▶ **Given records**:
------------------------------

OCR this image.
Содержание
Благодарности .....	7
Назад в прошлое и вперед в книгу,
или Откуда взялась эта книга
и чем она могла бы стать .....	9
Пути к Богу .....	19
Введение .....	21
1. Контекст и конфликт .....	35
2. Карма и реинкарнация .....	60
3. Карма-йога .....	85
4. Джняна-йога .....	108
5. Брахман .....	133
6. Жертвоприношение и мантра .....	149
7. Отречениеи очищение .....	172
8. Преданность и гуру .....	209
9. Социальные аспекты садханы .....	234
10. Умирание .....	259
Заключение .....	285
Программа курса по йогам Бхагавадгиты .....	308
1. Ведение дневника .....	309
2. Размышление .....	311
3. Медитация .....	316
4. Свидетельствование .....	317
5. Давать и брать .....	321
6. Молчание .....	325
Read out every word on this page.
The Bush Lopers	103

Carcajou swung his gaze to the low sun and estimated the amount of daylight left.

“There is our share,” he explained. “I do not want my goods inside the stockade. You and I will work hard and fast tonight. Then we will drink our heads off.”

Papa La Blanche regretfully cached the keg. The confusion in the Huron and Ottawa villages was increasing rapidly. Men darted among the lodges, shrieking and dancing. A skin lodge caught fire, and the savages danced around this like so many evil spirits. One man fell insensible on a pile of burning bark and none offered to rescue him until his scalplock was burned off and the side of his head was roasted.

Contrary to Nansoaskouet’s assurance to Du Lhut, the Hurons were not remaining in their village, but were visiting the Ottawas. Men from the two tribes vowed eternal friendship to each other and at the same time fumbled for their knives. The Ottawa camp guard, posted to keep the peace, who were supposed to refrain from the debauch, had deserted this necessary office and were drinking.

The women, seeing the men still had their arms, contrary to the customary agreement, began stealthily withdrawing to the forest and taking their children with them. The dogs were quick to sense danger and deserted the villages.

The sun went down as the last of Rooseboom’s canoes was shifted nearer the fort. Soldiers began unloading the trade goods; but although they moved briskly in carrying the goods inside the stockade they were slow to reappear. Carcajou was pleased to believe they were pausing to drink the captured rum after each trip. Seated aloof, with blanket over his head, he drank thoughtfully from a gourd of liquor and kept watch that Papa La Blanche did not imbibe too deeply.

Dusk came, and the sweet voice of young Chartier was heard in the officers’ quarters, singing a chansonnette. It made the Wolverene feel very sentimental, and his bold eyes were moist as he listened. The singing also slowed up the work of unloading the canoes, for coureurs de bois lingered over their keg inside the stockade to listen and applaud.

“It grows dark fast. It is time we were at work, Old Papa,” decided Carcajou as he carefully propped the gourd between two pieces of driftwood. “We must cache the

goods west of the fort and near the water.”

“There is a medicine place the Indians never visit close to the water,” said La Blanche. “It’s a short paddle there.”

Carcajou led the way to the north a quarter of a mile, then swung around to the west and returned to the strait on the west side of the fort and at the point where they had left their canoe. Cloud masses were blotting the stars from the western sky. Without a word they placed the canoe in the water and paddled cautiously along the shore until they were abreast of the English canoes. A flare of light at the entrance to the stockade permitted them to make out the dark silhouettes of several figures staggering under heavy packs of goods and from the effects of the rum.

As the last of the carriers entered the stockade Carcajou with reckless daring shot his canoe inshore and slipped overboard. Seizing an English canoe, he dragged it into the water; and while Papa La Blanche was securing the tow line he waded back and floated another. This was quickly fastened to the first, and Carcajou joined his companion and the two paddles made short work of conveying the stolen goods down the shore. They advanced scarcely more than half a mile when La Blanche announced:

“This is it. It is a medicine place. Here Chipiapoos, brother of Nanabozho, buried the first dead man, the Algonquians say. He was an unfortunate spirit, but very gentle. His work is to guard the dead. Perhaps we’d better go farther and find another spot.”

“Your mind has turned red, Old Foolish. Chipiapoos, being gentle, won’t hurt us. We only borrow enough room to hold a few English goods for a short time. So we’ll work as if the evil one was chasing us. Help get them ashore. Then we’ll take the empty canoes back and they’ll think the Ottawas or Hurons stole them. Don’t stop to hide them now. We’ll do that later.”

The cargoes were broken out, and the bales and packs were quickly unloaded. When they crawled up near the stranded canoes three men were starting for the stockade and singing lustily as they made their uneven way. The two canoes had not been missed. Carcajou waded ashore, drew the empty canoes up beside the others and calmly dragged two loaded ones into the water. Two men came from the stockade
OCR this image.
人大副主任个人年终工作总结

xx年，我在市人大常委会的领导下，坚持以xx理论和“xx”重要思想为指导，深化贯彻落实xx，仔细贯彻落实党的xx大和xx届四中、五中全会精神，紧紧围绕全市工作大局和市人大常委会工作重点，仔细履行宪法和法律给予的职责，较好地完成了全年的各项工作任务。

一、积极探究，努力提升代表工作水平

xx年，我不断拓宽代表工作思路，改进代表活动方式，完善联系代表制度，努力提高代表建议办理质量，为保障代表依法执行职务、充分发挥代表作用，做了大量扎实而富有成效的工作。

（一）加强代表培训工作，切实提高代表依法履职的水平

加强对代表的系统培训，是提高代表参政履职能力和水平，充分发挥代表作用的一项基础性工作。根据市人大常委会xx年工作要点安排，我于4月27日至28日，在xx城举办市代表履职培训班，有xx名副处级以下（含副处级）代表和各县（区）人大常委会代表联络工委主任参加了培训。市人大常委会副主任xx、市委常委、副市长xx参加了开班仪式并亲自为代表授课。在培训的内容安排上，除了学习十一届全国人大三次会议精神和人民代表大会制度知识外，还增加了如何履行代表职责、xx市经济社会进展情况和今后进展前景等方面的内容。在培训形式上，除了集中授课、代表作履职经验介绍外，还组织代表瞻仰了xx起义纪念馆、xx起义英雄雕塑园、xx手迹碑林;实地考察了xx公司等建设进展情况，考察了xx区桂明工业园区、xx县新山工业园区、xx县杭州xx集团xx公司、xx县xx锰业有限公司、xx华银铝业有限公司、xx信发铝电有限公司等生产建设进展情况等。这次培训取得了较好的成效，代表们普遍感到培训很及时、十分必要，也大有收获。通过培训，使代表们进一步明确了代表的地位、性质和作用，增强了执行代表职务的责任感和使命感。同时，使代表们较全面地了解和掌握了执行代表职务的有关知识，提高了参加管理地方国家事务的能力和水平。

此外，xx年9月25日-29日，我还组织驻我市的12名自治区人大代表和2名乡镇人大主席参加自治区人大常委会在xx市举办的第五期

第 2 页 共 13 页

------------------------------

▶ **Directions**:
Locate all lines that include the word "packs" and copy them out.

▶ **Written response**:
Carcajou led the way to the north a quarter of a mile, then swung around to the west and returned to the strait on the west side of the fort and at the point where they had left their canoe. Cloud masses were blotting the stars from the western sky. Without a word they placed the canoe in the water and paddled cautiously along the shore until they were abreast of the English canoes. A flare of light at the entrance to the stockade permitted them to make out the dark silhouettes of several figures staggering under heavy packs of goods and from the effects of the rum.
The cargoes were broken out, and the bales and packs were quickly unloaded. When they crawled up near the stranded canoes three men were starting for the stockade and singing lustily as they made their uneven way. The two canoes had not been missed. Carcajou waded ashore, drew the empty canoes up beside the others and calmly dragged two loaded ones into the water. Two men came from the stockade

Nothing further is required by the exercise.